- What you are asked to do
Each line of the material must be repeated precisely, with the pictures left out.

Data entries:
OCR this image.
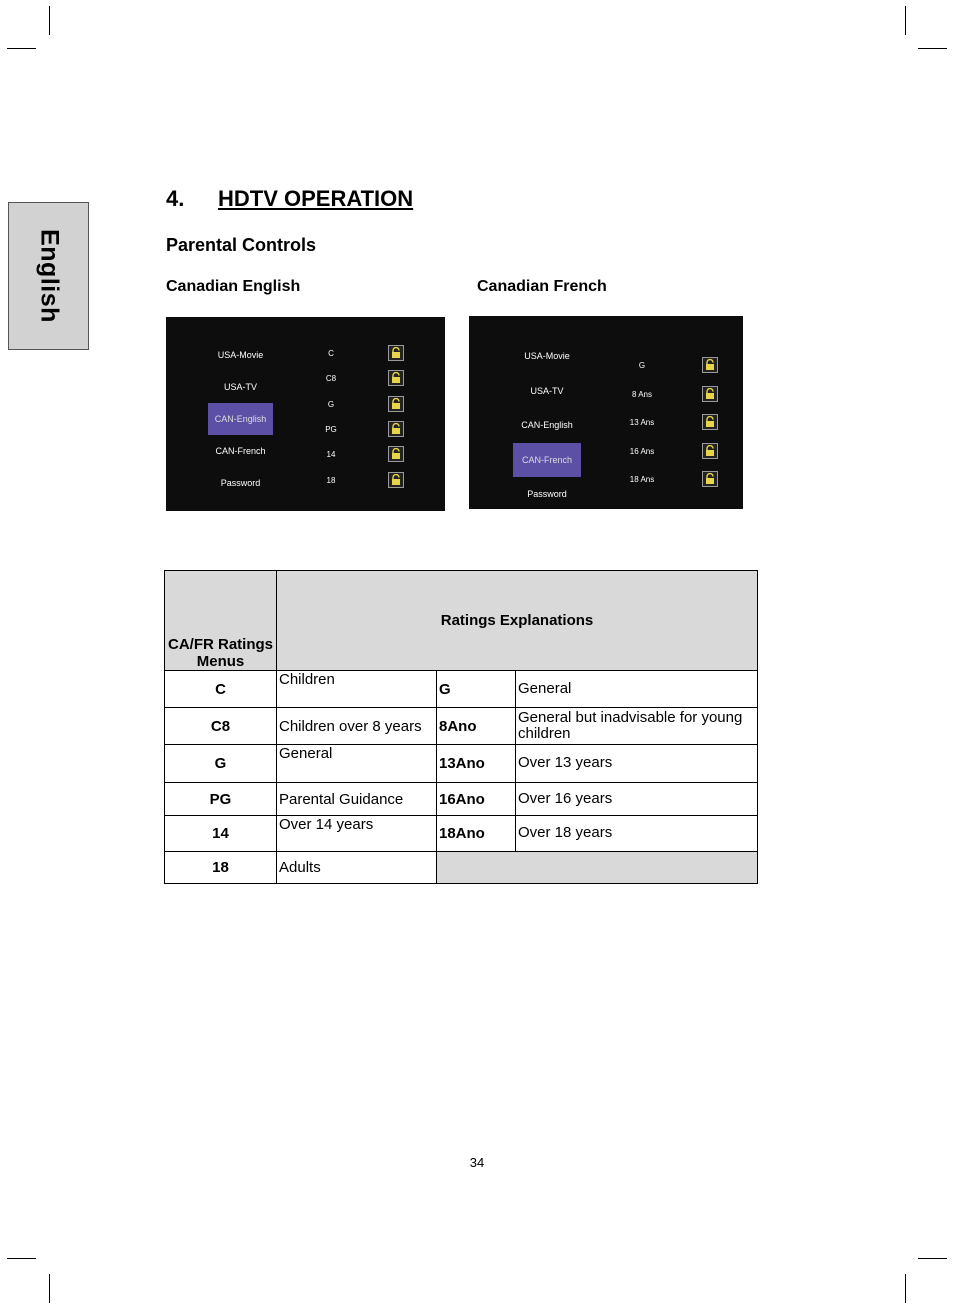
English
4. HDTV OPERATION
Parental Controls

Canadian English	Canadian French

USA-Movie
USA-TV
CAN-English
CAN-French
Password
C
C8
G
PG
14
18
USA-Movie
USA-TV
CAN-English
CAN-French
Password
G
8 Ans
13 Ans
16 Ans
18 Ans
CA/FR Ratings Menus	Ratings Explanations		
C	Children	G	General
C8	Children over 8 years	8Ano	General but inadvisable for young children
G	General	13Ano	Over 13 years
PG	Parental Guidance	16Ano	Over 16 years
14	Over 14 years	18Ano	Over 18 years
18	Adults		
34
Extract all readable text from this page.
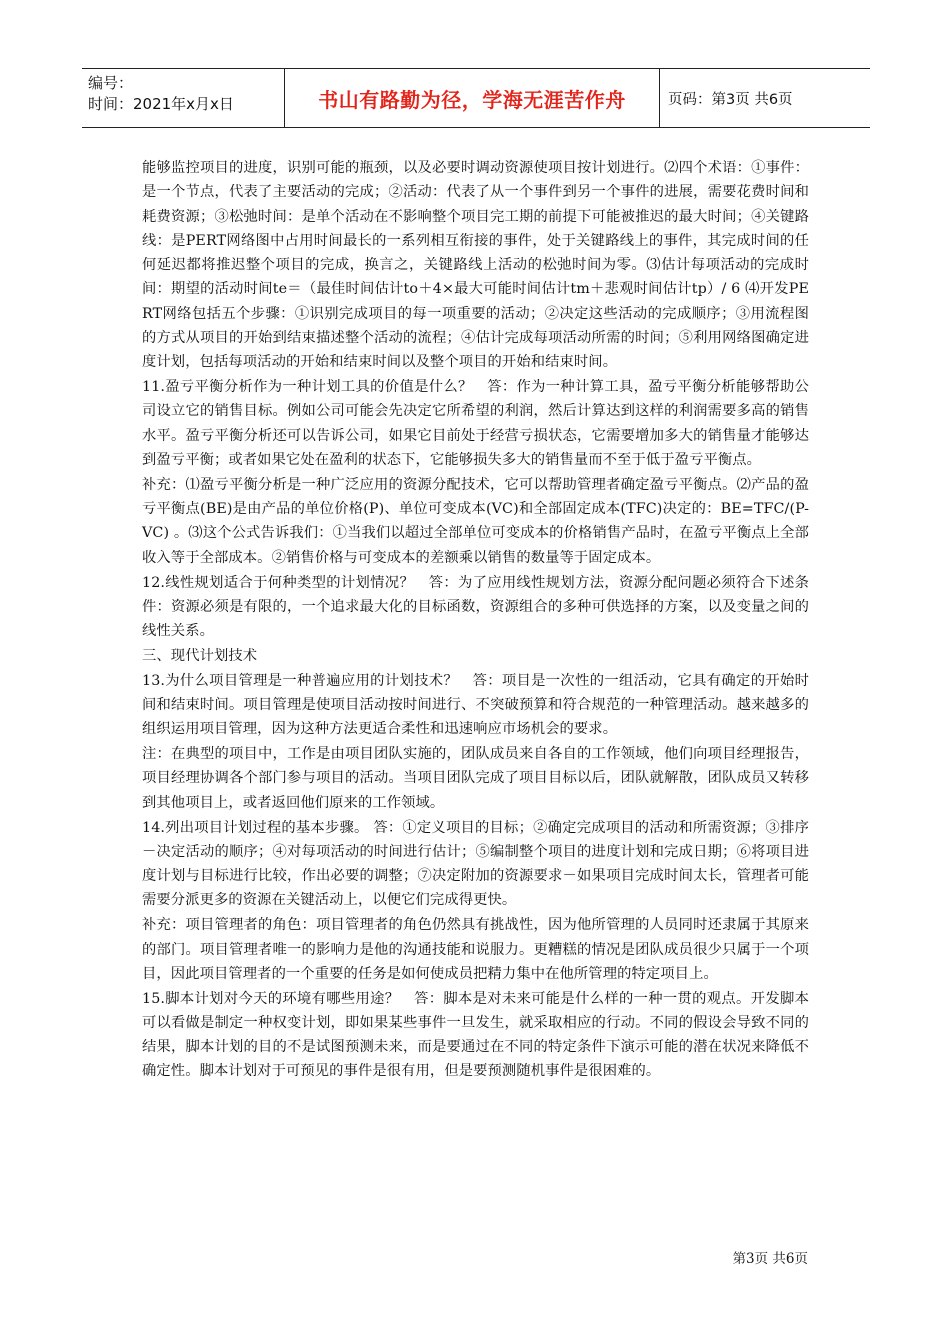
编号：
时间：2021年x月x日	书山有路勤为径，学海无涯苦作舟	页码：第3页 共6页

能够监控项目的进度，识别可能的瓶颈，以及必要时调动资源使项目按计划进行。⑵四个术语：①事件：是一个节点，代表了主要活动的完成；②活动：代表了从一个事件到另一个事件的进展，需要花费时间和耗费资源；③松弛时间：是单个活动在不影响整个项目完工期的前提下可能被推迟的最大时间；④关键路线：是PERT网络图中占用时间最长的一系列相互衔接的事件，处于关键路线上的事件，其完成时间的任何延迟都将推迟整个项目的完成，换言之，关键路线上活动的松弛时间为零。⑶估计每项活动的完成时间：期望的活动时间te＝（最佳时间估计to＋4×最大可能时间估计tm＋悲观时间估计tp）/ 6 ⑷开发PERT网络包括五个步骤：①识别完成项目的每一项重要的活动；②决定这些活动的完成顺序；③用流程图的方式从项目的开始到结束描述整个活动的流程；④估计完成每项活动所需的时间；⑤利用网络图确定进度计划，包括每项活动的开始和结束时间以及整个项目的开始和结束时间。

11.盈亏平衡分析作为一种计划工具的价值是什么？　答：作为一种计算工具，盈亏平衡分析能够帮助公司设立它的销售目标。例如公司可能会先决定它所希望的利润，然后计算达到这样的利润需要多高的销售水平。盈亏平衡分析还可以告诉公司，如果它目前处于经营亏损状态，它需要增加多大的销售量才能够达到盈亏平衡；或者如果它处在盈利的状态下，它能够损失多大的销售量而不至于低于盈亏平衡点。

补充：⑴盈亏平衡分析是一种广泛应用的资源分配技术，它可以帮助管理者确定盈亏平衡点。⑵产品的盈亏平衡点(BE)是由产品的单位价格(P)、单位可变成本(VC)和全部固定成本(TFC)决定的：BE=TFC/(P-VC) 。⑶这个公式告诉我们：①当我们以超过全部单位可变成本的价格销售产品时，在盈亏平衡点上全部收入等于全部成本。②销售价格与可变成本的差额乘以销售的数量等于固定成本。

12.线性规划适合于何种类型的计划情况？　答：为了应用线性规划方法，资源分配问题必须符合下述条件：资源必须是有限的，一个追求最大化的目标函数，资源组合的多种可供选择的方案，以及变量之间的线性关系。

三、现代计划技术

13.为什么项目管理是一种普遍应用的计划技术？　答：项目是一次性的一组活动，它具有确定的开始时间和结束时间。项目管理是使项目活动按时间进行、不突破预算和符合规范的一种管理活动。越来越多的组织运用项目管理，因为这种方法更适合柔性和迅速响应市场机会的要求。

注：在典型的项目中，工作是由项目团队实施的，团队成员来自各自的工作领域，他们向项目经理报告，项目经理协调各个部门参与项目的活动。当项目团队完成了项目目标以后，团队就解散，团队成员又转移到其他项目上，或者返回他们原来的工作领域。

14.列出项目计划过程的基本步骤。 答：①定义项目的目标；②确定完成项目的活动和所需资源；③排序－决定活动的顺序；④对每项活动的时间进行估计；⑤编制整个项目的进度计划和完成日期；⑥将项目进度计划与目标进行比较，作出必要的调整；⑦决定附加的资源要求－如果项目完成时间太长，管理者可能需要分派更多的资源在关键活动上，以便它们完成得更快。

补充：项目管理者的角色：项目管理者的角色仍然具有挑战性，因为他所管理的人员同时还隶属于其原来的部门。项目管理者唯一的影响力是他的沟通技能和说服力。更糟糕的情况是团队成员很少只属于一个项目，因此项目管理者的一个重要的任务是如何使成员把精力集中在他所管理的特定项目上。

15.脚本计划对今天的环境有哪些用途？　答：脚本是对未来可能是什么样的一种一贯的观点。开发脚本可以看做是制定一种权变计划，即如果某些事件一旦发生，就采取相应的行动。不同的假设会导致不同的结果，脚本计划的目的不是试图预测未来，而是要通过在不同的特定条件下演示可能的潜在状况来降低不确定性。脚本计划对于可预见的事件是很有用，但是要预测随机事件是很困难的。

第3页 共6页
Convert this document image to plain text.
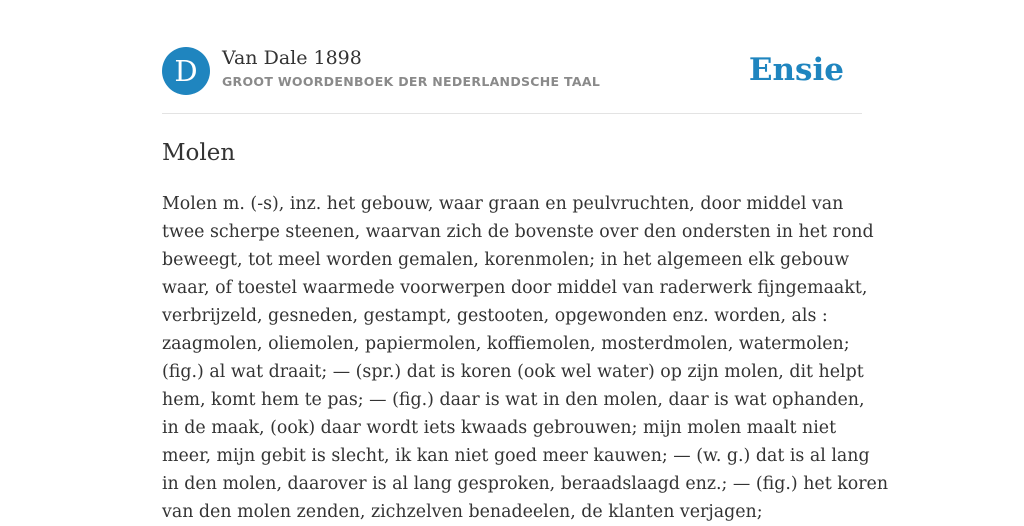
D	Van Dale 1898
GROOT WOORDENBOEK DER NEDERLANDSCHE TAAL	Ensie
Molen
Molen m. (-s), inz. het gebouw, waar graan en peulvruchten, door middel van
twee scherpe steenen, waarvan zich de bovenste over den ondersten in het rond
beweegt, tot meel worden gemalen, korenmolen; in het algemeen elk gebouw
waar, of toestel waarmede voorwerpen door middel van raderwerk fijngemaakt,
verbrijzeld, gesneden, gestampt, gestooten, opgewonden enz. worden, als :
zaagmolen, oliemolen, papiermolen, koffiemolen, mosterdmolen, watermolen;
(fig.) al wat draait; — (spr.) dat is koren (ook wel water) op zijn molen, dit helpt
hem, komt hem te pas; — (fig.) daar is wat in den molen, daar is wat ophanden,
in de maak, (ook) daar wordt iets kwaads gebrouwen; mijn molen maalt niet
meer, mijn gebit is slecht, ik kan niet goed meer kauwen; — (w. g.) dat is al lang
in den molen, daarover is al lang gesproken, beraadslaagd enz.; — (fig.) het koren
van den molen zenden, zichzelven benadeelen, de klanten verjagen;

- Written reply
OCR this image.
English
4. HDTV OPERATION
Parental Controls

Canadian English	Canadian French

USA-Movie
USA-TV
CAN-English
CAN-French
Password
C
C8
G
PG
14
18
USA-Movie
USA-TV
CAN-English
CAN-French
Password
G
8 Ans
13 Ans
16 Ans
18 Ans
CA/FR Ratings Menus	Ratings Explanations		
C	Children	G	General
C8	Children over 8 years	8Ano	General but inadvisable for young children
G	General	13Ano	Over 13 years
PG	Parental Guidance	16Ano	Over 16 years
14	Over 14 years	18Ano	Over 18 years
18	Adults		
34
Extract all readable text from this page.
编号：
时间：2021年x月x日	书山有路勤为径，学海无涯苦作舟	页码：第3页 共6页

能够监控项目的进度，识别可能的瓶颈，以及必要时调动资源使项目按计划进行。⑵四个术语：①事件：是一个节点，代表了主要活动的完成；②活动：代表了从一个事件到另一个事件的进展，需要花费时间和耗费资源；③松弛时间：是单个活动在不影响整个项目完工期的前提下可能被推迟的最大时间；④关键路线：是PERT网络图中占用时间最长的一系列相互衔接的事件，处于关键路线上的事件，其完成时间的任何延迟都将推迟整个项目的完成，换言之，关键路线上活动的松弛时间为零。⑶估计每项活动的完成时间：期望的活动时间te＝（最佳时间估计to＋4×最大可能时间估计tm＋悲观时间估计tp）/ 6 ⑷开发PERT网络包括五个步骤：①识别完成项目的每一项重要的活动；②决定这些活动的完成顺序；③用流程图的方式从项目的开始到结束描述整个活动的流程；④估计完成每项活动所需的时间；⑤利用网络图确定进度计划，包括每项活动的开始和结束时间以及整个项目的开始和结束时间。

11.盈亏平衡分析作为一种计划工具的价值是什么？　答：作为一种计算工具，盈亏平衡分析能够帮助公司设立它的销售目标。例如公司可能会先决定它所希望的利润，然后计算达到这样的利润需要多高的销售水平。盈亏平衡分析还可以告诉公司，如果它目前处于经营亏损状态，它需要增加多大的销售量才能够达到盈亏平衡；或者如果它处在盈利的状态下，它能够损失多大的销售量而不至于低于盈亏平衡点。

补充：⑴盈亏平衡分析是一种广泛应用的资源分配技术，它可以帮助管理者确定盈亏平衡点。⑵产品的盈亏平衡点(BE)是由产品的单位价格(P)、单位可变成本(VC)和全部固定成本(TFC)决定的：BE=TFC/(P-VC) 。⑶这个公式告诉我们：①当我们以超过全部单位可变成本的价格销售产品时，在盈亏平衡点上全部收入等于全部成本。②销售价格与可变成本的差额乘以销售的数量等于固定成本。

12.线性规划适合于何种类型的计划情况？　答：为了应用线性规划方法，资源分配问题必须符合下述条件：资源必须是有限的，一个追求最大化的目标函数，资源组合的多种可供选择的方案，以及变量之间的线性关系。

三、现代计划技术

13.为什么项目管理是一种普遍应用的计划技术？　答：项目是一次性的一组活动，它具有确定的开始时间和结束时间。项目管理是使项目活动按时间进行、不突破预算和符合规范的一种管理活动。越来越多的组织运用项目管理，因为这种方法更适合柔性和迅速响应市场机会的要求。

注：在典型的项目中，工作是由项目团队实施的，团队成员来自各自的工作领域，他们向项目经理报告，项目经理协调各个部门参与项目的活动。当项目团队完成了项目目标以后，团队就解散，团队成员又转移到其他项目上，或者返回他们原来的工作领域。

14.列出项目计划过程的基本步骤。 答：①定义项目的目标；②确定完成项目的活动和所需资源；③排序－决定活动的顺序；④对每项活动的时间进行估计；⑤编制整个项目的进度计划和完成日期；⑥将项目进度计划与目标进行比较，作出必要的调整；⑦决定附加的资源要求－如果项目完成时间太长，管理者可能需要分派更多的资源在关键活动上，以便它们完成得更快。

补充：项目管理者的角色：项目管理者的角色仍然具有挑战性，因为他所管理的人员同时还隶属于其原来的部门。项目管理者唯一的影响力是他的沟通技能和说服力。更糟糕的情况是团队成员很少只属于一个项目，因此项目管理者的一个重要的任务是如何使成员把精力集中在他所管理的特定项目上。

15.脚本计划对今天的环境有哪些用途？　答：脚本是对未来可能是什么样的一种一贯的观点。开发脚本可以看做是制定一种权变计划，即如果某些事件一旦发生，就采取相应的行动。不同的假设会导致不同的结果，脚本计划的目的不是试图预测未来，而是要通过在不同的特定条件下演示可能的潜在状况来降低不确定性。脚本计划对于可预见的事件是很有用，但是要预测随机事件是很困难的。

第3页 共6页
Convert this document image to plain text.
D	Van Dale 1898
GROOT WOORDENBOEK DER NEDERLANDSCHE TAAL	Ensie
Molen
Molen m. (-s), inz. het gebouw, waar graan en peulvruchten, door middel van
twee scherpe steenen, waarvan zich de bovenste over den ondersten in het rond
beweegt, tot meel worden gemalen, korenmolen; in het algemeen elk gebouw
waar, of toestel waarmede voorwerpen door middel van raderwerk fijngemaakt,
verbrijzeld, gesneden, gestampt, gestooten, opgewonden enz. worden, als :
zaagmolen, oliemolen, papiermolen, koffiemolen, mosterdmolen, watermolen;
(fig.) al wat draait; — (spr.) dat is koren (ook wel water) op zijn molen, dit helpt
hem, komt hem te pas; — (fig.) daar is wat in den molen, daar is wat ophanden,
in de maak, (ook) daar wordt iets kwaads gebrouwen; mijn molen maalt niet
meer, mijn gebit is slecht, ik kan niet goed meer kauwen; — (w. g.) dat is al lang
in den molen, daarover is al lang gesproken, beraadslaagd enz.; — (fig.) het koren
van den molen zenden, zichzelven benadeelen, de klanten verjagen;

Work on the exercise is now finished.